> [Records]:
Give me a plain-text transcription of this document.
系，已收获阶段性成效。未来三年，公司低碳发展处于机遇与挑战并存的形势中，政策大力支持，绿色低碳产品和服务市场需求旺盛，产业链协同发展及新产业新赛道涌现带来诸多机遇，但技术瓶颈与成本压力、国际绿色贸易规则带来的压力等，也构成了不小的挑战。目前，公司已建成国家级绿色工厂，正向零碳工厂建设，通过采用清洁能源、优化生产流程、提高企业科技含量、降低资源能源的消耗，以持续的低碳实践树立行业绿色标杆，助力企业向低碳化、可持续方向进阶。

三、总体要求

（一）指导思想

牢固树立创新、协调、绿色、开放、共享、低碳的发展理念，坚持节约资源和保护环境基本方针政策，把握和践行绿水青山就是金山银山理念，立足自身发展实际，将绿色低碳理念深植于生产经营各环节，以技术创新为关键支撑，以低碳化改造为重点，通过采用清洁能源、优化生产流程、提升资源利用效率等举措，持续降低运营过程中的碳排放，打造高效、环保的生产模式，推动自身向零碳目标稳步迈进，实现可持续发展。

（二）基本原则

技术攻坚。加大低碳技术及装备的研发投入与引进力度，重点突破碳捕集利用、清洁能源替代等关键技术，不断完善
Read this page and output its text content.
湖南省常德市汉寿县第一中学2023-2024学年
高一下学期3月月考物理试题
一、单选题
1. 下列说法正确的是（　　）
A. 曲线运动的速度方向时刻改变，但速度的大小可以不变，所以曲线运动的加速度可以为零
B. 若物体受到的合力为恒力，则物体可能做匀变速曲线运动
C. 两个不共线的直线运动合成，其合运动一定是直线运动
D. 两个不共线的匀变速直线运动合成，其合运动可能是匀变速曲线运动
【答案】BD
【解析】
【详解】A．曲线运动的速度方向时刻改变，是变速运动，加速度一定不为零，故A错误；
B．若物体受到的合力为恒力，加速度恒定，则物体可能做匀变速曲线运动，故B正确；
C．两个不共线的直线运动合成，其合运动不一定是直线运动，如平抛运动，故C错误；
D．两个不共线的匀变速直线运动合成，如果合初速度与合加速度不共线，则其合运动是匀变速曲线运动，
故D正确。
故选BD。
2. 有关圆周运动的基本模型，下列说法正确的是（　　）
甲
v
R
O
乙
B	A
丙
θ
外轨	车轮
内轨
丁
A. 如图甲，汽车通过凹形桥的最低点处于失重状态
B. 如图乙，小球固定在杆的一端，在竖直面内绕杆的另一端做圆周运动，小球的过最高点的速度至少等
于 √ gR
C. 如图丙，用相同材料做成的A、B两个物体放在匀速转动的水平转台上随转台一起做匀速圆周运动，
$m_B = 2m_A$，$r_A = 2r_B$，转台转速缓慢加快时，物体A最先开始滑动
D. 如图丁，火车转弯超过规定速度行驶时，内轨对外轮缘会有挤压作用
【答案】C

> [Given problem]:
Among the records above, find each line holding the string "text" and pull it out.

> [Completed exercise]:
Give me a plain-text transcription of this document.
Read this page and output its text content.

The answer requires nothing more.